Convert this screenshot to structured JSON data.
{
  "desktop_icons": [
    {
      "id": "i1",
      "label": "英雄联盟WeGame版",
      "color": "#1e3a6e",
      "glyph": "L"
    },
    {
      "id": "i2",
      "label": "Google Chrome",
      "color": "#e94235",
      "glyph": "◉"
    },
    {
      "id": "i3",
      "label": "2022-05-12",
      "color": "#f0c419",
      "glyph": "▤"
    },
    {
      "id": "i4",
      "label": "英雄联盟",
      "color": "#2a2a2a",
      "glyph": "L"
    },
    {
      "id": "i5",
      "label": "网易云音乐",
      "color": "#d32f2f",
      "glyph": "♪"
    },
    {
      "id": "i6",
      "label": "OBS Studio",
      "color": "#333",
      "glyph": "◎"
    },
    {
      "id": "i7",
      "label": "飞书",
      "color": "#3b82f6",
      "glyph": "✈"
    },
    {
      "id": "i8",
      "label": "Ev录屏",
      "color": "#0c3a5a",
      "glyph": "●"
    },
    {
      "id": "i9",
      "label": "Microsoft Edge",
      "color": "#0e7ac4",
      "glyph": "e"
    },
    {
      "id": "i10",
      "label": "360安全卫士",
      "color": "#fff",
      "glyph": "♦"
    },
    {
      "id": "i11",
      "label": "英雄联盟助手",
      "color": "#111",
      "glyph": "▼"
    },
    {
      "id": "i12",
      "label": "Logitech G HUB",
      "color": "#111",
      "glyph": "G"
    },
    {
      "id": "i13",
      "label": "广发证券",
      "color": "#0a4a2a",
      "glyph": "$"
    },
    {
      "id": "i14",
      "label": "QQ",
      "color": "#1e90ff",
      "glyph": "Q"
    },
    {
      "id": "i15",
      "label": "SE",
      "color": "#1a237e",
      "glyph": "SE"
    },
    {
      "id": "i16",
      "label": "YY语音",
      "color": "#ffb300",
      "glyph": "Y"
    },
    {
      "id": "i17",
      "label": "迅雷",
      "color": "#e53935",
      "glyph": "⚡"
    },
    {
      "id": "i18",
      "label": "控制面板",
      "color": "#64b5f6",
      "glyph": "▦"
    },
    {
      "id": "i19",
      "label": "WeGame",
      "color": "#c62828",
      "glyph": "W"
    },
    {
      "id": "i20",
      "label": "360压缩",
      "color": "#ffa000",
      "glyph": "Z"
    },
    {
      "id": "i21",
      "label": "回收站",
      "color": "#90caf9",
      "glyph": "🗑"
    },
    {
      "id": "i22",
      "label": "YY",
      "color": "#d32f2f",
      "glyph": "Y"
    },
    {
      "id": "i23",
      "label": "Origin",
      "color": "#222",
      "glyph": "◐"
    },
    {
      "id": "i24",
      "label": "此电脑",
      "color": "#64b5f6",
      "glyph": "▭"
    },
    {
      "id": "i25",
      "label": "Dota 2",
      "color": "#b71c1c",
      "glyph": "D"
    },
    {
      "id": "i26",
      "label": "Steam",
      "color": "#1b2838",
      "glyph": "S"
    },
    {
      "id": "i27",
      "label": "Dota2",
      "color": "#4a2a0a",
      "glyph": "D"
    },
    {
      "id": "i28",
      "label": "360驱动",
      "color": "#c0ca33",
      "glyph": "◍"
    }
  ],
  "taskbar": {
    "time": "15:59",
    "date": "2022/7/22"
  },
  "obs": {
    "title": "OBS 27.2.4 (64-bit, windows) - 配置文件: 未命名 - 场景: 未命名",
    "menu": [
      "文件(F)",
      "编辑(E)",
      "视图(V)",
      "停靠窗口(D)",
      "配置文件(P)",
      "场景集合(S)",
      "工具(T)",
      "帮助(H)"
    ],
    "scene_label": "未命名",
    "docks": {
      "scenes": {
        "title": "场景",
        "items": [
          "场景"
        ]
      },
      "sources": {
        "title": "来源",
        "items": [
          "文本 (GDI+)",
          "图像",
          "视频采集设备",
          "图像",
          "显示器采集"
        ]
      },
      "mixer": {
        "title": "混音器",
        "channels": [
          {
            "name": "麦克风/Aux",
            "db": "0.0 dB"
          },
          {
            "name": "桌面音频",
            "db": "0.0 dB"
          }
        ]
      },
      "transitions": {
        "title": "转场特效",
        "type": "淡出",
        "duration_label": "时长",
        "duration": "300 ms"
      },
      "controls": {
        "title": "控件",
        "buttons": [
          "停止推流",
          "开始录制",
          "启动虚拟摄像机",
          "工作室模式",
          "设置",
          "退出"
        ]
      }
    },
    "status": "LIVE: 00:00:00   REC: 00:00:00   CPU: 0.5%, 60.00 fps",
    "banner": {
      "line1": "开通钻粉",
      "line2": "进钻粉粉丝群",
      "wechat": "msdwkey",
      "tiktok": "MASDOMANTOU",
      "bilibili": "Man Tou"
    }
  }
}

■ AIM
State how many lines of the records above contain "配置文件", with no words besides the number.

■ FULL RESPONSE
2